- _What is asked_: Your task is to print all of the material verbatim.
++++ Entries provided
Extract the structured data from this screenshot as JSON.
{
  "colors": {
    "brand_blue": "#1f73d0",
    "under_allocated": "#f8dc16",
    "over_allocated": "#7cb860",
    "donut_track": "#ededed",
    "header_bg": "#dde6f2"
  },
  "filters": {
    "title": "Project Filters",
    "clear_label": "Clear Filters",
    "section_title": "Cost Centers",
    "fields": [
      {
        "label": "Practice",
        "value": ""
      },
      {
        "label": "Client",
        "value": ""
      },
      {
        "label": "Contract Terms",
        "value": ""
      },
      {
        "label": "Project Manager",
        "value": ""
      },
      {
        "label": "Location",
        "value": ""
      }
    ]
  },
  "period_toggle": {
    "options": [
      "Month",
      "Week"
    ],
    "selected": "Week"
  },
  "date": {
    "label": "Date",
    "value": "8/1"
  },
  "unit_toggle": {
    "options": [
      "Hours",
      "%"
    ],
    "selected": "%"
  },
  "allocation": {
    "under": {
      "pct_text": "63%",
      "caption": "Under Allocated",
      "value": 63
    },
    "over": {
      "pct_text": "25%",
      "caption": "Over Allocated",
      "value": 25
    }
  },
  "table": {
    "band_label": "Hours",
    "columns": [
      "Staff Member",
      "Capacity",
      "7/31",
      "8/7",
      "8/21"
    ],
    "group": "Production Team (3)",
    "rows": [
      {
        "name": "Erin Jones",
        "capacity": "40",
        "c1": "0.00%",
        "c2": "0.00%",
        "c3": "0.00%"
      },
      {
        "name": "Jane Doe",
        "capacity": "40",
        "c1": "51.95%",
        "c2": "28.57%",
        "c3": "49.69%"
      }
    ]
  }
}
++++++++
- _Answer to the task_:
Extract the structured data from this screenshot as JSON.
{
  "colors": {
    "brand_blue": "#1f73d0",
    "under_allocated": "#f8dc16",
    "over_allocated": "#7cb860",
    "donut_track": "#ededed",
    "header_bg": "#dde6f2"
  },
  "filters": {
    "title": "Project Filters",
    "clear_label": "Clear Filters",
    "section_title": "Cost Centers",
    "fields": [
      {
        "label": "Practice",
        "value": ""
      },
      {
        "label": "Client",
        "value": ""
      },
      {
        "label": "Contract Terms",
        "value": ""
      },
      {
        "label": "Project Manager",
        "value": ""
      },
      {
        "label": "Location",
        "value": ""
      }
    ]
  },
  "period_toggle": {
    "options": [
      "Month",
      "Week"
    ],
    "selected": "Week"
  },
  "date": {
    "label": "Date",
    "value": "8/1"
  },
  "unit_toggle": {
    "options": [
      "Hours",
      "%"
    ],
    "selected": "%"
  },
  "allocation": {
    "under": {
      "pct_text": "63%",
      "caption": "Under Allocated",
      "value": 63
    },
    "over": {
      "pct_text": "25%",
      "caption": "Over Allocated",
      "value": 25
    }
  },
  "table": {
    "band_label": "Hours",
    "columns": [
      "Staff Member",
      "Capacity",
      "7/31",
      "8/7",
      "8/21"
    ],
    "group": "Production Team (3)",
    "rows": [
      {
        "name": "Erin Jones",
        "capacity": "40",
        "c1": "0.00%",
        "c2": "0.00%",
        "c3": "0.00%"
      },
      {
        "name": "Jane Doe",
        "capacity": "40",
        "c1": "51.95%",
        "c2": "28.57%",
        "c3": "49.69%"
      }
    ]
  }
}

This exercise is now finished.